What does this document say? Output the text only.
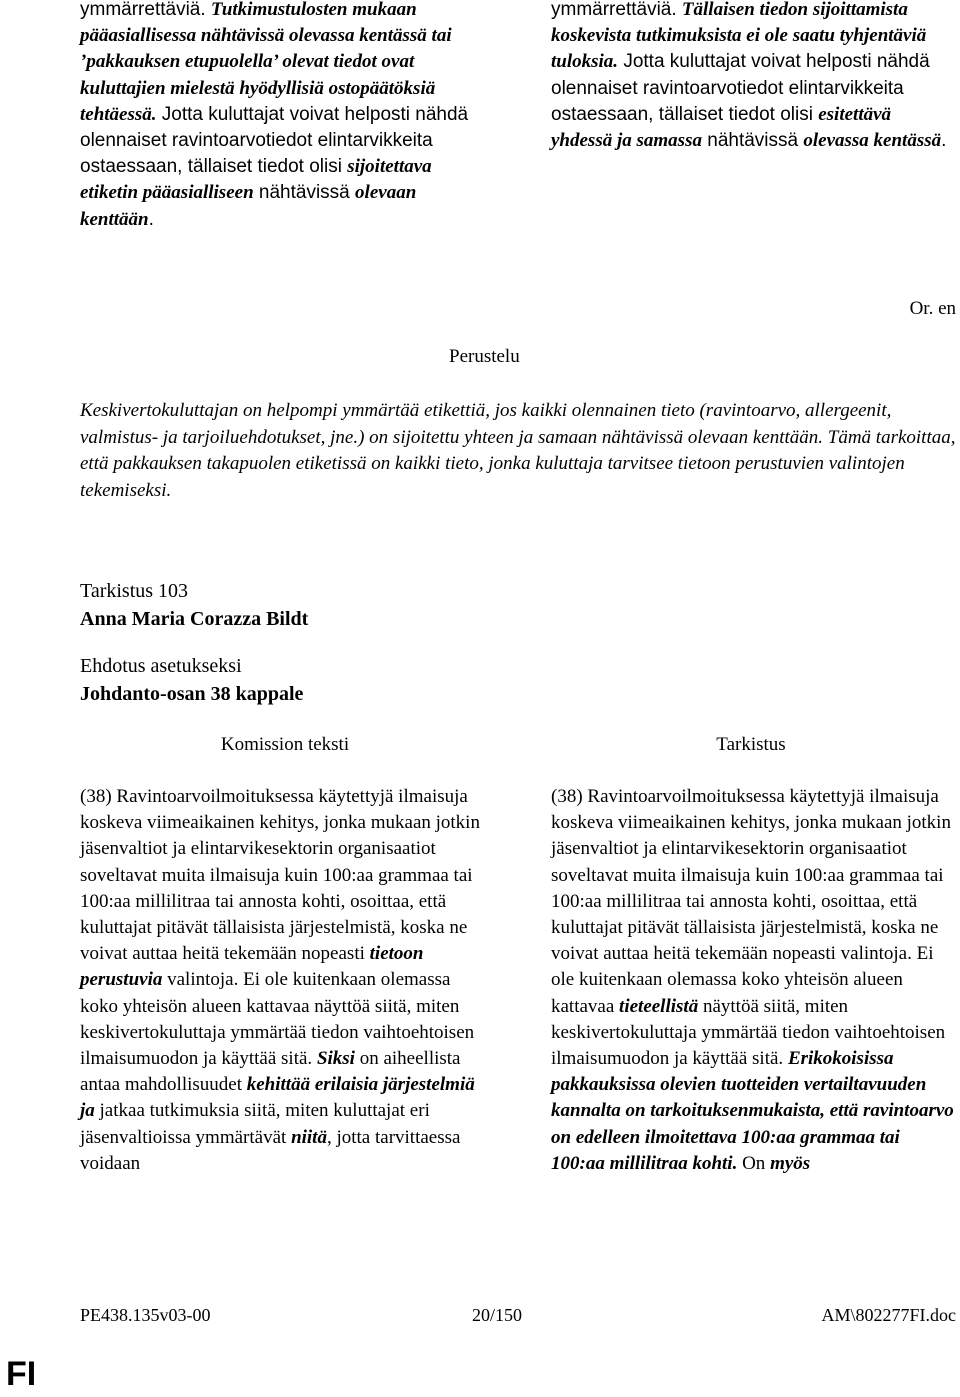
ymmärrettäviä. Tutkimustulosten mukaan pääasiallisessa nähtävissä olevassa kentässä tai ’pakkauksen etupuolella’ olevat tiedot ovat kuluttajien mielestä hyödyllisiä ostopäätöksiä tehtäessä. Jotta kuluttajat voivat helposti nähdä olennaiset ravintoarvotiedot elintarvikkeita ostaessaan, tällaiset tiedot olisi sijoitettava etiketin pääasialliseen nähtävissä olevaan kenttään.
ymmärrettäviä. Tällaisen tiedon sijoittamista koskevista tutkimuksista ei ole saatu tyhjentäviä tuloksia. Jotta kuluttajat voivat helposti nähdä olennaiset ravintoarvotiedot elintarvikkeita ostaessaan, tällaiset tiedot olisi esitettävä yhdessä ja samassa nähtävissä olevassa kentässä.
Or. en
Perustelu
Keskivertokuluttajan on helpompi ymmärtää etikettiä, jos kaikki olennainen tieto (ravintoarvo, allergeenit, valmistus- ja tarjoiluehdotukset, jne.) on sijoitettu yhteen ja samaan nähtävissä olevaan kenttään. Tämä tarkoittaa, että pakkauksen takapuolen etiketissä on kaikki tieto, jonka kuluttaja tarvitsee tietoon perustuvien valintojen tekemiseksi.
Tarkistus 103
Anna Maria Corazza Bildt
Ehdotus asetukseksi
Johdanto-osan 38 kappale
Komission teksti	Tarkistus
(38) Ravintoarvoilmoituksessa käytettyjä ilmaisuja koskeva viimeaikainen kehitys, jonka mukaan jotkin jäsenvaltiot ja elintarvikesektorin organisaatiot soveltavat muita ilmaisuja kuin 100:aa grammaa tai 100:aa millilitraa tai annosta kohti, osoittaa, että kuluttajat pitävät tällaisista järjestelmistä, koska ne voivat auttaa heitä tekemään nopeasti tietoon perustuvia valintoja. Ei ole kuitenkaan olemassa koko yhteisön alueen kattavaa näyttöä siitä, miten keskivertokuluttaja ymmärtää tiedon vaihtoehtoisen ilmaisumuodon ja käyttää sitä. Siksi on aiheellista antaa mahdollisuudet kehittää erilaisia järjestelmiä ja jatkaa tutkimuksia siitä, miten kuluttajat eri jäsenvaltioissa ymmärtävät niitä, jotta tarvittaessa voidaan
(38) Ravintoarvoilmoituksessa käytettyjä ilmaisuja koskeva viimeaikainen kehitys, jonka mukaan jotkin jäsenvaltiot ja elintarvikesektorin organisaatiot soveltavat muita ilmaisuja kuin 100:aa grammaa tai 100:aa millilitraa tai annosta kohti, osoittaa, että kuluttajat pitävät tällaisista järjestelmistä, koska ne voivat auttaa heitä tekemään nopeasti valintoja. Ei ole kuitenkaan olemassa koko yhteisön alueen kattavaa tieteellistä näyttöä siitä, miten keskivertokuluttaja ymmärtää tiedon vaihtoehtoisen ilmaisumuodon ja käyttää sitä. Erikokoisissa pakkauksissa olevien tuotteiden vertailtavuuden kannalta on tarkoituksenmukaista, että ravintoarvo on edelleen ilmoitettava 100:aa grammaa tai 100:aa millilitraa kohti. On myös
PE438.135v03-00	20/150	AM\802277FI.doc
FI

Problem statement: From the listing, copy every line where the string "osoittaa" appears.

Full output:
(38) Ravintoarvoilmoituksessa käytettyjä ilmaisuja koskeva viimeaikainen kehitys, jonka mukaan jotkin jäsenvaltiot ja elintarvikesektorin organisaatiot soveltavat muita ilmaisuja kuin 100:aa grammaa tai 100:aa millilitraa tai annosta kohti, osoittaa, että kuluttajat pitävät tällaisista järjestelmistä, koska ne voivat auttaa heitä tekemään nopeasti tietoon perustuvia valintoja. Ei ole kuitenkaan olemassa koko yhteisön alueen kattavaa näyttöä siitä, miten keskivertokuluttaja ymmärtää tiedon vaihtoehtoisen ilmaisumuodon ja käyttää sitä. Siksi on aiheellista antaa mahdollisuudet kehittää erilaisia järjestelmiä ja jatkaa tutkimuksia siitä, miten kuluttajat eri jäsenvaltioissa ymmärtävät niitä, jotta tarvittaessa voidaan
(38) Ravintoarvoilmoituksessa käytettyjä ilmaisuja koskeva viimeaikainen kehitys, jonka mukaan jotkin jäsenvaltiot ja elintarvikesektorin organisaatiot soveltavat muita ilmaisuja kuin 100:aa grammaa tai 100:aa millilitraa tai annosta kohti, osoittaa, että kuluttajat pitävät tällaisista järjestelmistä, koska ne voivat auttaa heitä tekemään nopeasti valintoja. Ei ole kuitenkaan olemassa koko yhteisön alueen kattavaa tieteellistä näyttöä siitä, miten keskivertokuluttaja ymmärtää tiedon vaihtoehtoisen ilmaisumuodon ja käyttää sitä. Erikokoisissa pakkauksissa olevien tuotteiden vertailtavuuden kannalta on tarkoituksenmukaista, että ravintoarvo on edelleen ilmoitettava 100:aa grammaa tai 100:aa millilitraa kohti. On myös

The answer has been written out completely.